**DATA FOR THE TASK**
# # # #
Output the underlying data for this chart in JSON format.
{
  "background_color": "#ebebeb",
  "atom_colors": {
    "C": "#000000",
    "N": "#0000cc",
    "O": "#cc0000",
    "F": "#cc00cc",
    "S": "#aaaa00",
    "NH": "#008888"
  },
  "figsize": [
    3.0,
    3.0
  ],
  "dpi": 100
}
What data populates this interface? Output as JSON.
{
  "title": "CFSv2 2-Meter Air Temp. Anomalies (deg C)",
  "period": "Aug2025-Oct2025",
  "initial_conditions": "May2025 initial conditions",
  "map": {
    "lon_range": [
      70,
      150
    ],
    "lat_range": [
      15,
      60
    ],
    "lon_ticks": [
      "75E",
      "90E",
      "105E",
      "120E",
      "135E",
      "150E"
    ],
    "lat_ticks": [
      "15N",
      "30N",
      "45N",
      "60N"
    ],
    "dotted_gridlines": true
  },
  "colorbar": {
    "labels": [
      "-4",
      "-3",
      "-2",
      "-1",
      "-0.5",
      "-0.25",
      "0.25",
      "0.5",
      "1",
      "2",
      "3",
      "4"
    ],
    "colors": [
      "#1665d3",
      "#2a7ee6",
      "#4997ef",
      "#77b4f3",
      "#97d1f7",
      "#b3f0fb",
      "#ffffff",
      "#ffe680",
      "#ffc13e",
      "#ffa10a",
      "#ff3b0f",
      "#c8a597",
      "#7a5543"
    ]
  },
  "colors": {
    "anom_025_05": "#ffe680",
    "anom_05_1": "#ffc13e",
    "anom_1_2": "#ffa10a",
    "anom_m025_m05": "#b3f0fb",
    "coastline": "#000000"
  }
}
# # # #
**DIRECTIONS**
Write out the data exactly as it stands.

**FULL RESPONSE**
Output the underlying data for this chart in JSON format.
{
  "background_color": "#ebebeb",
  "atom_colors": {
    "C": "#000000",
    "N": "#0000cc",
    "O": "#cc0000",
    "F": "#cc00cc",
    "S": "#aaaa00",
    "NH": "#008888"
  },
  "figsize": [
    3.0,
    3.0
  ],
  "dpi": 100
}
What data populates this interface? Output as JSON.
{
  "title": "CFSv2 2-Meter Air Temp. Anomalies (deg C)",
  "period": "Aug2025-Oct2025",
  "initial_conditions": "May2025 initial conditions",
  "map": {
    "lon_range": [
      70,
      150
    ],
    "lat_range": [
      15,
      60
    ],
    "lon_ticks": [
      "75E",
      "90E",
      "105E",
      "120E",
      "135E",
      "150E"
    ],
    "lat_ticks": [
      "15N",
      "30N",
      "45N",
      "60N"
    ],
    "dotted_gridlines": true
  },
  "colorbar": {
    "labels": [
      "-4",
      "-3",
      "-2",
      "-1",
      "-0.5",
      "-0.25",
      "0.25",
      "0.5",
      "1",
      "2",
      "3",
      "4"
    ],
    "colors": [
      "#1665d3",
      "#2a7ee6",
      "#4997ef",
      "#77b4f3",
      "#97d1f7",
      "#b3f0fb",
      "#ffffff",
      "#ffe680",
      "#ffc13e",
      "#ffa10a",
      "#ff3b0f",
      "#c8a597",
      "#7a5543"
    ]
  },
  "colors": {
    "anom_025_05": "#ffe680",
    "anom_05_1": "#ffc13e",
    "anom_1_2": "#ffa10a",
    "anom_m025_m05": "#b3f0fb",
    "coastline": "#000000"
  }
}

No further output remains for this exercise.